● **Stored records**
^^^^

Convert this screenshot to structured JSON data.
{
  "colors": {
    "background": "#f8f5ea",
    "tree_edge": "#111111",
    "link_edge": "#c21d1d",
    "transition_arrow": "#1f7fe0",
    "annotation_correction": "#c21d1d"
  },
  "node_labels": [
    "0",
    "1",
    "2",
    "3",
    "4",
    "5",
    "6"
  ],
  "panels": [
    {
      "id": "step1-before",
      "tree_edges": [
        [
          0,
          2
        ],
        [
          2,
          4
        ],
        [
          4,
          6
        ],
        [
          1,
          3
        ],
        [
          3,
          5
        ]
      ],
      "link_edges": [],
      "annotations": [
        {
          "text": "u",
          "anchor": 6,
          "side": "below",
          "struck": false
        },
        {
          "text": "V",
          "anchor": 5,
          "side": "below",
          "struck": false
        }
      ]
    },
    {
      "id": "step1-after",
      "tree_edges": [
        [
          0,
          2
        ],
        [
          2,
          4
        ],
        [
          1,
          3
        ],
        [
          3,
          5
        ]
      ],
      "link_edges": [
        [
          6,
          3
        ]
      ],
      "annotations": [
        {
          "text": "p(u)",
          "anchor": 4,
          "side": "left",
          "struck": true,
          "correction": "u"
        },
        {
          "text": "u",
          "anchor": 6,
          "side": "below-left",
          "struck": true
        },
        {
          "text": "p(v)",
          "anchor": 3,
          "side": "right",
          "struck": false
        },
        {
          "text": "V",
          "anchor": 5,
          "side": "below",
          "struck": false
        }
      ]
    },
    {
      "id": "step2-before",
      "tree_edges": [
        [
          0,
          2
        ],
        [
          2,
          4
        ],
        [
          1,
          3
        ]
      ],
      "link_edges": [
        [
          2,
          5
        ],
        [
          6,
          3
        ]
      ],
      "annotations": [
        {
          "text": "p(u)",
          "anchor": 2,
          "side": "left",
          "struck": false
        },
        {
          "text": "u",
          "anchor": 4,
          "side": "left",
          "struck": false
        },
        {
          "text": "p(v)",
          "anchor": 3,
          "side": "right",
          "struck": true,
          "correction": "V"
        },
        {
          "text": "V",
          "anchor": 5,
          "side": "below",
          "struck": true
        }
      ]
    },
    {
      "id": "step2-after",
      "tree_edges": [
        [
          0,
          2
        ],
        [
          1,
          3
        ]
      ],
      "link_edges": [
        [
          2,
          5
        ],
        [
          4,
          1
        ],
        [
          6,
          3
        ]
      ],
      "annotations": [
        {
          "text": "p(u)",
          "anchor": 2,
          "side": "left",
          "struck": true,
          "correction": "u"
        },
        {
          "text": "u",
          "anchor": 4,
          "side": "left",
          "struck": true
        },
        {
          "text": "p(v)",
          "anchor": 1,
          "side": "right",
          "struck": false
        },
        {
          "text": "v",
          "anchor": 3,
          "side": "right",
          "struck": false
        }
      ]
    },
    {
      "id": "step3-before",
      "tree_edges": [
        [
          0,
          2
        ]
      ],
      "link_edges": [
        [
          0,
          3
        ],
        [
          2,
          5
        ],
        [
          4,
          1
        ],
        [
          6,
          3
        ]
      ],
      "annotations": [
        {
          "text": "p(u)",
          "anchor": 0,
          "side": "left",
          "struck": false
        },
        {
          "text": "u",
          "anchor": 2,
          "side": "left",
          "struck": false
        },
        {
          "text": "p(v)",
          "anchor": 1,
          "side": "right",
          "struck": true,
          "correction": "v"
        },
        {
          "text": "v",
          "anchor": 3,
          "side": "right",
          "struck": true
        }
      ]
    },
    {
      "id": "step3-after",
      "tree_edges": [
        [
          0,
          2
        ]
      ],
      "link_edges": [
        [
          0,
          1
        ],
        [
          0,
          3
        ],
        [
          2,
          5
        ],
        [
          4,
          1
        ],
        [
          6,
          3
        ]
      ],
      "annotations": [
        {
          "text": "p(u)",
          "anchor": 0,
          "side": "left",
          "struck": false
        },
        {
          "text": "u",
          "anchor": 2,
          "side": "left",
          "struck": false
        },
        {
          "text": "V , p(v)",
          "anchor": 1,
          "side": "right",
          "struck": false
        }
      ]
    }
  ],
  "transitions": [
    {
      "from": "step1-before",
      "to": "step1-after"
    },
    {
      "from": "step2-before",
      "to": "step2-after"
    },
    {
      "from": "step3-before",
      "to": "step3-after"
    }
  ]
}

^^^^

● **To be done**
Every entry needs to be retyped exactly.

● **Task answer**
Convert this screenshot to structured JSON data.
{
  "colors": {
    "background": "#f8f5ea",
    "tree_edge": "#111111",
    "link_edge": "#c21d1d",
    "transition_arrow": "#1f7fe0",
    "annotation_correction": "#c21d1d"
  },
  "node_labels": [
    "0",
    "1",
    "2",
    "3",
    "4",
    "5",
    "6"
  ],
  "panels": [
    {
      "id": "step1-before",
      "tree_edges": [
        [
          0,
          2
        ],
        [
          2,
          4
        ],
        [
          4,
          6
        ],
        [
          1,
          3
        ],
        [
          3,
          5
        ]
      ],
      "link_edges": [],
      "annotations": [
        {
          "text": "u",
          "anchor": 6,
          "side": "below",
          "struck": false
        },
        {
          "text": "V",
          "anchor": 5,
          "side": "below",
          "struck": false
        }
      ]
    },
    {
      "id": "step1-after",
      "tree_edges": [
        [
          0,
          2
        ],
        [
          2,
          4
        ],
        [
          1,
          3
        ],
        [
          3,
          5
        ]
      ],
      "link_edges": [
        [
          6,
          3
        ]
      ],
      "annotations": [
        {
          "text": "p(u)",
          "anchor": 4,
          "side": "left",
          "struck": true,
          "correction": "u"
        },
        {
          "text": "u",
          "anchor": 6,
          "side": "below-left",
          "struck": true
        },
        {
          "text": "p(v)",
          "anchor": 3,
          "side": "right",
          "struck": false
        },
        {
          "text": "V",
          "anchor": 5,
          "side": "below",
          "struck": false
        }
      ]
    },
    {
      "id": "step2-before",
      "tree_edges": [
        [
          0,
          2
        ],
        [
          2,
          4
        ],
        [
          1,
          3
        ]
      ],
      "link_edges": [
        [
          2,
          5
        ],
        [
          6,
          3
        ]
      ],
      "annotations": [
        {
          "text": "p(u)",
          "anchor": 2,
          "side": "left",
          "struck": false
        },
        {
          "text": "u",
          "anchor": 4,
          "side": "left",
          "struck": false
        },
        {
          "text": "p(v)",
          "anchor": 3,
          "side": "right",
          "struck": true,
          "correction": "V"
        },
        {
          "text": "V",
          "anchor": 5,
          "side": "below",
          "struck": true
        }
      ]
    },
    {
      "id": "step2-after",
      "tree_edges": [
        [
          0,
          2
        ],
        [
          1,
          3
        ]
      ],
      "link_edges": [
        [
          2,
          5
        ],
        [
          4,
          1
        ],
        [
          6,
          3
        ]
      ],
      "annotations": [
        {
          "text": "p(u)",
          "anchor": 2,
          "side": "left",
          "struck": true,
          "correction": "u"
        },
        {
          "text": "u",
          "anchor": 4,
          "side": "left",
          "struck": true
        },
        {
          "text": "p(v)",
          "anchor": 1,
          "side": "right",
          "struck": false
        },
        {
          "text": "v",
          "anchor": 3,
          "side": "right",
          "struck": false
        }
      ]
    },
    {
      "id": "step3-before",
      "tree_edges": [
        [
          0,
          2
        ]
      ],
      "link_edges": [
        [
          0,
          3
        ],
        [
          2,
          5
        ],
        [
          4,
          1
        ],
        [
          6,
          3
        ]
      ],
      "annotations": [
        {
          "text": "p(u)",
          "anchor": 0,
          "side": "left",
          "struck": false
        },
        {
          "text": "u",
          "anchor": 2,
          "side": "left",
          "struck": false
        },
        {
          "text": "p(v)",
          "anchor": 1,
          "side": "right",
          "struck": true,
          "correction": "v"
        },
        {
          "text": "v",
          "anchor": 3,
          "side": "right",
          "struck": true
        }
      ]
    },
    {
      "id": "step3-after",
      "tree_edges": [
        [
          0,
          2
        ]
      ],
      "link_edges": [
        [
          0,
          1
        ],
        [
          0,
          3
        ],
        [
          2,
          5
        ],
        [
          4,
          1
        ],
        [
          6,
          3
        ]
      ],
      "annotations": [
        {
          "text": "p(u)",
          "anchor": 0,
          "side": "left",
          "struck": false
        },
        {
          "text": "u",
          "anchor": 2,
          "side": "left",
          "struck": false
        },
        {
          "text": "V , p(v)",
          "anchor": 1,
          "side": "right",
          "struck": false
        }
      ]
    }
  ],
  "transitions": [
    {
      "from": "step1-before",
      "to": "step1-after"
    },
    {
      "from": "step2-before",
      "to": "step2-after"
    },
    {
      "from": "step3-before",
      "to": "step3-after"
    }
  ]
}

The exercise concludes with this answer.